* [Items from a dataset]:
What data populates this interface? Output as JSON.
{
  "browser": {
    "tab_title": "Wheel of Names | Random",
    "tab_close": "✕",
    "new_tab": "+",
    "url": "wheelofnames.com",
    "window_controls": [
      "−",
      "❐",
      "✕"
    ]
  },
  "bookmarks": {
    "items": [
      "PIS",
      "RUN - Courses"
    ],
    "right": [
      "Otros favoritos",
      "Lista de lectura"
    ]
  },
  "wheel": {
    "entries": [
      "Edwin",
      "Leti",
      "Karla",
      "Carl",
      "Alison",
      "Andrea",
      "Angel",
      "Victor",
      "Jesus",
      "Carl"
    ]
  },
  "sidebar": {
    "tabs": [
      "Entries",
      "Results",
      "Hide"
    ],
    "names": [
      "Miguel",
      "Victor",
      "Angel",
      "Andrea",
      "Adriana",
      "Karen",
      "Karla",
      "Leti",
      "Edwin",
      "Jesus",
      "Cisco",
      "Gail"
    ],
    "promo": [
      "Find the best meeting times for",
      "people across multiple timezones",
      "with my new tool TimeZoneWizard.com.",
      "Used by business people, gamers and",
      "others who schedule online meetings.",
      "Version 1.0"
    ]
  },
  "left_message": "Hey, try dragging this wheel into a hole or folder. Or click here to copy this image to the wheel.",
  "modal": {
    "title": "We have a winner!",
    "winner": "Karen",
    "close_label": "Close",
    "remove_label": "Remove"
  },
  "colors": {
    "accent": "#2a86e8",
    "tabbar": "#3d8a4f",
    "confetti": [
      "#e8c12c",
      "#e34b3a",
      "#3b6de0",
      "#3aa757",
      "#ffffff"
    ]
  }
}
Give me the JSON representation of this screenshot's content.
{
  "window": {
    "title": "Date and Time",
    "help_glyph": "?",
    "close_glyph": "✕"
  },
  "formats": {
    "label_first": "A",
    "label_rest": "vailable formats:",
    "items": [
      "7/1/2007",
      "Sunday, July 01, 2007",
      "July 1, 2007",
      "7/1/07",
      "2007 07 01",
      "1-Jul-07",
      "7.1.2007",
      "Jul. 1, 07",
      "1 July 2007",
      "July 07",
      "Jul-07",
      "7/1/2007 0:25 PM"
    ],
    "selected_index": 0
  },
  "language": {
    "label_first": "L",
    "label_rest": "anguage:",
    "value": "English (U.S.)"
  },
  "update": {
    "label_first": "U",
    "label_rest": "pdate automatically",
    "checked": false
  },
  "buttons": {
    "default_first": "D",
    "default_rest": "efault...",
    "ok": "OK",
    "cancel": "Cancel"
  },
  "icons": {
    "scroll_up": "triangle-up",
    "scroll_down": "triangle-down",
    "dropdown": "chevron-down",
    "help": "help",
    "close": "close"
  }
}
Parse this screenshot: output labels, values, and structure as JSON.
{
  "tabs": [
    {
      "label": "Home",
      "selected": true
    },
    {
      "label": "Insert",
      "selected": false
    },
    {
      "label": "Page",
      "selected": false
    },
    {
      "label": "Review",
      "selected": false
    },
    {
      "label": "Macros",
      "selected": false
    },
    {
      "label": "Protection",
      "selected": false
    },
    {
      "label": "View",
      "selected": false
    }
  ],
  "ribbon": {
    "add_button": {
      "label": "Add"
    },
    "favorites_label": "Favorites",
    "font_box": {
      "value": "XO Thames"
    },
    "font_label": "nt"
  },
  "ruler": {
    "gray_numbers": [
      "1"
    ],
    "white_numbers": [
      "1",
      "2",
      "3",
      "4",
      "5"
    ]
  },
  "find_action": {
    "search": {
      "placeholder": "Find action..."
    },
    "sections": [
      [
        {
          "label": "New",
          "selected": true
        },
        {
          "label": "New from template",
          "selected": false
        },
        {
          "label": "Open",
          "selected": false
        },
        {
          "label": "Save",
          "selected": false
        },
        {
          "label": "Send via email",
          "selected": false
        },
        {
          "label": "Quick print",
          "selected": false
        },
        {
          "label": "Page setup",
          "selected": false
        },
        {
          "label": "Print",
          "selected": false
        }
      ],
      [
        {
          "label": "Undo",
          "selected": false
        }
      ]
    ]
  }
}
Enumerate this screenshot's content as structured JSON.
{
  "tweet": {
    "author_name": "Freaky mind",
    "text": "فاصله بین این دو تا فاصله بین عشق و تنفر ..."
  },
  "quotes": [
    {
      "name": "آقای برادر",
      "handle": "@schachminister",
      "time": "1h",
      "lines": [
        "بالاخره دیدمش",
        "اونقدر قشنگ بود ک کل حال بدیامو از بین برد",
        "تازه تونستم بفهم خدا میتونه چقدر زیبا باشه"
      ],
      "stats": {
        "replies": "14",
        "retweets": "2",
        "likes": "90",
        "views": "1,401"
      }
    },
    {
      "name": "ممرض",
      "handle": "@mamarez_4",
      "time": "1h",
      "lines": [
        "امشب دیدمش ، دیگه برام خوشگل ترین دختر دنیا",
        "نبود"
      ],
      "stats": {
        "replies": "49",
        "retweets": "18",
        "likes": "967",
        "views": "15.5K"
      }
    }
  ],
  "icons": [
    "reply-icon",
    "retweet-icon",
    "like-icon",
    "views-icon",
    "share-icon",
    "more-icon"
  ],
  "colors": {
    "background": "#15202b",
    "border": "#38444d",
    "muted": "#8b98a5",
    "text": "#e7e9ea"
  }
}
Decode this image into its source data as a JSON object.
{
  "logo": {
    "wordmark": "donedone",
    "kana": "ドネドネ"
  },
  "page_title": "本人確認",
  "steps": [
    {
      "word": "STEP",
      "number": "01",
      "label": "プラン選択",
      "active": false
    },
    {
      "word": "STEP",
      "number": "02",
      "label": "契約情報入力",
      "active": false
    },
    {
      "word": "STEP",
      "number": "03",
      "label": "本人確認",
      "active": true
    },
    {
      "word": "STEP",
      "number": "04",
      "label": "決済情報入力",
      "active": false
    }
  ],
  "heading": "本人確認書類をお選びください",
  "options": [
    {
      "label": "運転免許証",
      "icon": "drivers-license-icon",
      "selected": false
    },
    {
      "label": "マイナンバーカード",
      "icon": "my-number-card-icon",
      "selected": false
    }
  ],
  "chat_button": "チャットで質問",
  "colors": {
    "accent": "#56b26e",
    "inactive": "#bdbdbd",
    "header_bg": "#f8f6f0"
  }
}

* [The problem]:
From the records above, extract every entry exactly as given.

* [Solution to this exercise]:
What data populates this interface? Output as JSON.
{
  "browser": {
    "tab_title": "Wheel of Names | Random",
    "tab_close": "✕",
    "new_tab": "+",
    "url": "wheelofnames.com",
    "window_controls": [
      "−",
      "❐",
      "✕"
    ]
  },
  "bookmarks": {
    "items": [
      "PIS",
      "RUN - Courses"
    ],
    "right": [
      "Otros favoritos",
      "Lista de lectura"
    ]
  },
  "wheel": {
    "entries": [
      "Edwin",
      "Leti",
      "Karla",
      "Carl",
      "Alison",
      "Andrea",
      "Angel",
      "Victor",
      "Jesus",
      "Carl"
    ]
  },
  "sidebar": {
    "tabs": [
      "Entries",
      "Results",
      "Hide"
    ],
    "names": [
      "Miguel",
      "Victor",
      "Angel",
      "Andrea",
      "Adriana",
      "Karen",
      "Karla",
      "Leti",
      "Edwin",
      "Jesus",
      "Cisco",
      "Gail"
    ],
    "promo": [
      "Find the best meeting times for",
      "people across multiple timezones",
      "with my new tool TimeZoneWizard.com.",
      "Used by business people, gamers and",
      "others who schedule online meetings.",
      "Version 1.0"
    ]
  },
  "left_message": "Hey, try dragging this wheel into a hole or folder. Or click here to copy this image to the wheel.",
  "modal": {
    "title": "We have a winner!",
    "winner": "Karen",
    "close_label": "Close",
    "remove_label": "Remove"
  },
  "colors": {
    "accent": "#2a86e8",
    "tabbar": "#3d8a4f",
    "confetti": [
      "#e8c12c",
      "#e34b3a",
      "#3b6de0",
      "#3aa757",
      "#ffffff"
    ]
  }
}
Give me the JSON representation of this screenshot's content.
{
  "window": {
    "title": "Date and Time",
    "help_glyph": "?",
    "close_glyph": "✕"
  },
  "formats": {
    "label_first": "A",
    "label_rest": "vailable formats:",
    "items": [
      "7/1/2007",
      "Sunday, July 01, 2007",
      "July 1, 2007",
      "7/1/07",
      "2007 07 01",
      "1-Jul-07",
      "7.1.2007",
      "Jul. 1, 07",
      "1 July 2007",
      "July 07",
      "Jul-07",
      "7/1/2007 0:25 PM"
    ],
    "selected_index": 0
  },
  "language": {
    "label_first": "L",
    "label_rest": "anguage:",
    "value": "English (U.S.)"
  },
  "update": {
    "label_first": "U",
    "label_rest": "pdate automatically",
    "checked": false
  },
  "buttons": {
    "default_first": "D",
    "default_rest": "efault...",
    "ok": "OK",
    "cancel": "Cancel"
  },
  "icons": {
    "scroll_up": "triangle-up",
    "scroll_down": "triangle-down",
    "dropdown": "chevron-down",
    "help": "help",
    "close": "close"
  }
}
Parse this screenshot: output labels, values, and structure as JSON.
{
  "tabs": [
    {
      "label": "Home",
      "selected": true
    },
    {
      "label": "Insert",
      "selected": false
    },
    {
      "label": "Page",
      "selected": false
    },
    {
      "label": "Review",
      "selected": false
    },
    {
      "label": "Macros",
      "selected": false
    },
    {
      "label": "Protection",
      "selected": false
    },
    {
      "label": "View",
      "selected": false
    }
  ],
  "ribbon": {
    "add_button": {
      "label": "Add"
    },
    "favorites_label": "Favorites",
    "font_box": {
      "value": "XO Thames"
    },
    "font_label": "nt"
  },
  "ruler": {
    "gray_numbers": [
      "1"
    ],
    "white_numbers": [
      "1",
      "2",
      "3",
      "4",
      "5"
    ]
  },
  "find_action": {
    "search": {
      "placeholder": "Find action..."
    },
    "sections": [
      [
        {
          "label": "New",
          "selected": true
        },
        {
          "label": "New from template",
          "selected": false
        },
        {
          "label": "Open",
          "selected": false
        },
        {
          "label": "Save",
          "selected": false
        },
        {
          "label": "Send via email",
          "selected": false
        },
        {
          "label": "Quick print",
          "selected": false
        },
        {
          "label": "Page setup",
          "selected": false
        },
        {
          "label": "Print",
          "selected": false
        }
      ],
      [
        {
          "label": "Undo",
          "selected": false
        }
      ]
    ]
  }
}
Enumerate this screenshot's content as structured JSON.
{
  "tweet": {
    "author_name": "Freaky mind",
    "text": "فاصله بین این دو تا فاصله بین عشق و تنفر ..."
  },
  "quotes": [
    {
      "name": "آقای برادر",
      "handle": "@schachminister",
      "time": "1h",
      "lines": [
        "بالاخره دیدمش",
        "اونقدر قشنگ بود ک کل حال بدیامو از بین برد",
        "تازه تونستم بفهم خدا میتونه چقدر زیبا باشه"
      ],
      "stats": {
        "replies": "14",
        "retweets": "2",
        "likes": "90",
        "views": "1,401"
      }
    },
    {
      "name": "ممرض",
      "handle": "@mamarez_4",
      "time": "1h",
      "lines": [
        "امشب دیدمش ، دیگه برام خوشگل ترین دختر دنیا",
        "نبود"
      ],
      "stats": {
        "replies": "49",
        "retweets": "18",
        "likes": "967",
        "views": "15.5K"
      }
    }
  ],
  "icons": [
    "reply-icon",
    "retweet-icon",
    "like-icon",
    "views-icon",
    "share-icon",
    "more-icon"
  ],
  "colors": {
    "background": "#15202b",
    "border": "#38444d",
    "muted": "#8b98a5",
    "text": "#e7e9ea"
  }
}
Decode this image into its source data as a JSON object.
{
  "logo": {
    "wordmark": "donedone",
    "kana": "ドネドネ"
  },
  "page_title": "本人確認",
  "steps": [
    {
      "word": "STEP",
      "number": "01",
      "label": "プラン選択",
      "active": false
    },
    {
      "word": "STEP",
      "number": "02",
      "label": "契約情報入力",
      "active": false
    },
    {
      "word": "STEP",
      "number": "03",
      "label": "本人確認",
      "active": true
    },
    {
      "word": "STEP",
      "number": "04",
      "label": "決済情報入力",
      "active": false
    }
  ],
  "heading": "本人確認書類をお選びください",
  "options": [
    {
      "label": "運転免許証",
      "icon": "drivers-license-icon",
      "selected": false
    },
    {
      "label": "マイナンバーカード",
      "icon": "my-number-card-icon",
      "selected": false
    }
  ],
  "chat_button": "チャットで質問",
  "colors": {
    "accent": "#56b26e",
    "inactive": "#bdbdbd",
    "header_bg": "#f8f6f0"
  }
}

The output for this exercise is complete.